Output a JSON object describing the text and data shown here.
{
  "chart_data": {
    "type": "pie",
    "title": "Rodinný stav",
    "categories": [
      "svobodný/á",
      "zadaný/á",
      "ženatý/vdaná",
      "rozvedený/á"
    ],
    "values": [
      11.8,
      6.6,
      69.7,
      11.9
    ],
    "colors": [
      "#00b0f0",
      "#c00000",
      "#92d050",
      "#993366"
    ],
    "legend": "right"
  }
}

:::::

## What is needed
The listing above should be transcribed in full, exactly as written.

## The reply
Output a JSON object describing the text and data shown here.
{
  "chart_data": {
    "type": "pie",
    "title": "Rodinný stav",
    "categories": [
      "svobodný/á",
      "zadaný/á",
      "ženatý/vdaná",
      "rozvedený/á"
    ],
    "values": [
      11.8,
      6.6,
      69.7,
      11.9
    ],
    "colors": [
      "#00b0f0",
      "#c00000",
      "#92d050",
      "#993366"
    ],
    "legend": "right"
  }
}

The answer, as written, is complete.